**Dataset rows**
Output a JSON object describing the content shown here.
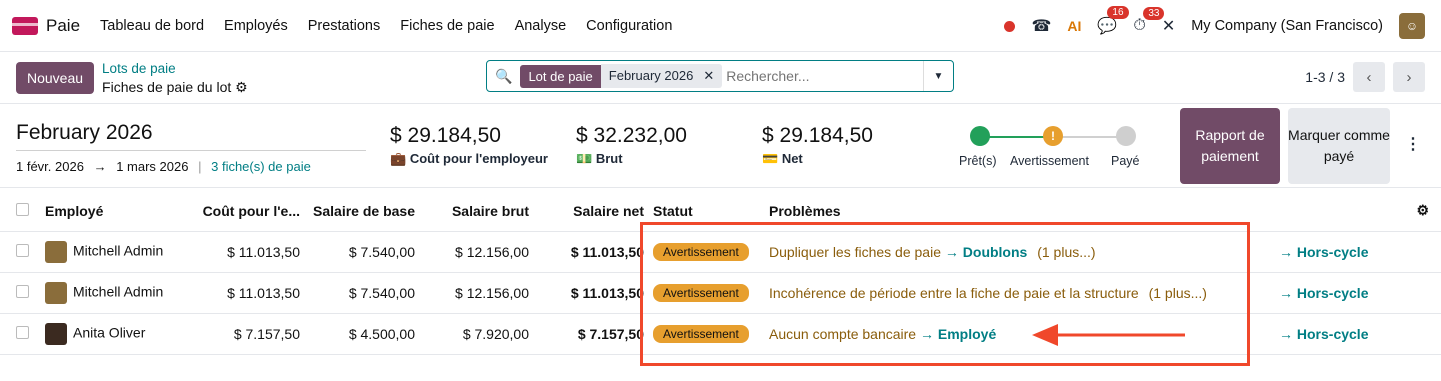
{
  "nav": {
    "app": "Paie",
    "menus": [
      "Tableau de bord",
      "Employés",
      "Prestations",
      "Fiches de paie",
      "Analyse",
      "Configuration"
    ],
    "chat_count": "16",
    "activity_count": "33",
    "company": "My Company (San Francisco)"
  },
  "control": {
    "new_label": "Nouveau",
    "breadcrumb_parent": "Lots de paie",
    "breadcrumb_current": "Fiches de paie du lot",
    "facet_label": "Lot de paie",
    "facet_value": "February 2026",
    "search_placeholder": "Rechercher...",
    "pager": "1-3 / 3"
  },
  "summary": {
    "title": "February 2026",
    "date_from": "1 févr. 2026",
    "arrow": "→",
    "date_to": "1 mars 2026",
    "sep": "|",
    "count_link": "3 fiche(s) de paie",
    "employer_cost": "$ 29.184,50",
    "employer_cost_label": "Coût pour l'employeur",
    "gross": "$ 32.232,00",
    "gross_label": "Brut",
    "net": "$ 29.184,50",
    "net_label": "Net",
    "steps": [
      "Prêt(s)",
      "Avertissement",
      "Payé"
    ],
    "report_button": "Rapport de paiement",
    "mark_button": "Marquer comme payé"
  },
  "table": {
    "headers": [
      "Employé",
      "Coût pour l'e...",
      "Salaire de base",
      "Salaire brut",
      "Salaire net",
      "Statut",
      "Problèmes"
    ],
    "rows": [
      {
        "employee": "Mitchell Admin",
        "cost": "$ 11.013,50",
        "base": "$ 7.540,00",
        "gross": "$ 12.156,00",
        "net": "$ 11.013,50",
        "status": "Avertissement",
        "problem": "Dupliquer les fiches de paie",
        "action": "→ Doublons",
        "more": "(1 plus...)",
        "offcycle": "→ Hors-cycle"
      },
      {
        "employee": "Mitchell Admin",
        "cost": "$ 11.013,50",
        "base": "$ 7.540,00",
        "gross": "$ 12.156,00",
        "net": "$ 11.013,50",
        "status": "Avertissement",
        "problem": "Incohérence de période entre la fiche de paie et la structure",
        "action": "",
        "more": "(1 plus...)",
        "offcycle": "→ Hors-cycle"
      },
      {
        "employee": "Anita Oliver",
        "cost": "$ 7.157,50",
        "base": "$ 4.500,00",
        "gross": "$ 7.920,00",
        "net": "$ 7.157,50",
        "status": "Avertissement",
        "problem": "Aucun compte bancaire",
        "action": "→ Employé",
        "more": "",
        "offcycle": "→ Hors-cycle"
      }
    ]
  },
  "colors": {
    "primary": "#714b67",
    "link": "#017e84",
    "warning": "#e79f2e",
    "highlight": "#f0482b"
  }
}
---
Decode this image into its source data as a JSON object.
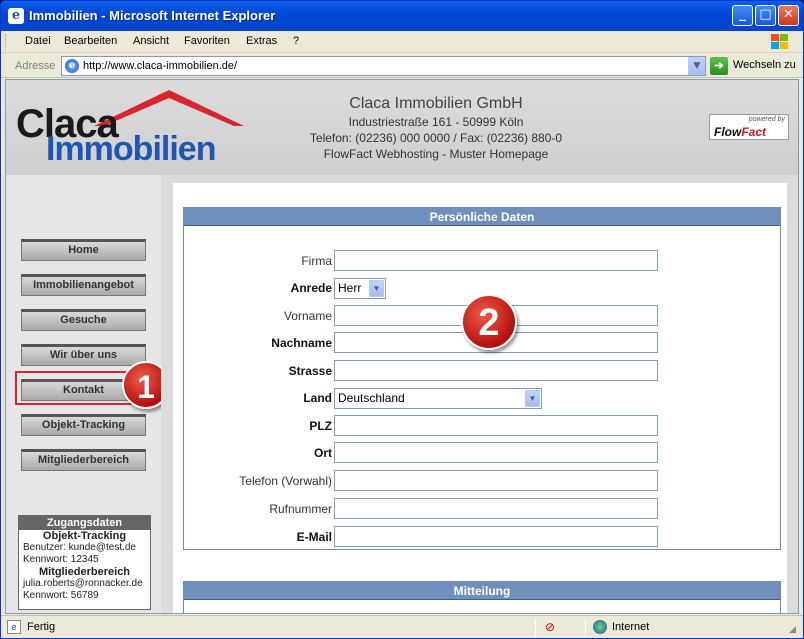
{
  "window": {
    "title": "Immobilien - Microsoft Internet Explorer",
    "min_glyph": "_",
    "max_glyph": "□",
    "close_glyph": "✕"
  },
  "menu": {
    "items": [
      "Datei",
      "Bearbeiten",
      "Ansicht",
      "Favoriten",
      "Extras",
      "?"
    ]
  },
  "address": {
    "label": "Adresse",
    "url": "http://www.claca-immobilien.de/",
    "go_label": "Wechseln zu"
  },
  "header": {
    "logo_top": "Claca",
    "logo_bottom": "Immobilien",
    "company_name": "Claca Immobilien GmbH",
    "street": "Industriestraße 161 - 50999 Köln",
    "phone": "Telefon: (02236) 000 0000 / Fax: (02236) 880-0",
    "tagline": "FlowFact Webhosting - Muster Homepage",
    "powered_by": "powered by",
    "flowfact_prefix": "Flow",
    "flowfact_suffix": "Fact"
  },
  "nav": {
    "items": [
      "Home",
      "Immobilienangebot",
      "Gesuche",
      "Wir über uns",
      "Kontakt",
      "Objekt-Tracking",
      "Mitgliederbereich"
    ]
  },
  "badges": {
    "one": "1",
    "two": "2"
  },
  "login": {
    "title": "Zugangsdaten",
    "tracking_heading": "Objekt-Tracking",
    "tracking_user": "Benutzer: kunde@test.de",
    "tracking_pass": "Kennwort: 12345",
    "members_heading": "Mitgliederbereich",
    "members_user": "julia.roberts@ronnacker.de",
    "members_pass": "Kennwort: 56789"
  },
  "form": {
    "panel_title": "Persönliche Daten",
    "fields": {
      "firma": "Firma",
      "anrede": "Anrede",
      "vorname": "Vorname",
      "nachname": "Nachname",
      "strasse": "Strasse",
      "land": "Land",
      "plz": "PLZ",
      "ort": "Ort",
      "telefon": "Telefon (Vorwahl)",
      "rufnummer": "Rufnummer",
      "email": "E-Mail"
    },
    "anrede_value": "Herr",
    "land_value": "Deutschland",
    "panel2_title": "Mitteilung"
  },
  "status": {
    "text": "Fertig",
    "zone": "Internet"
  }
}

**Task details**
Report the number of lines of the listing above that hold the string "JSON", with no other text.

**Answer in full**
2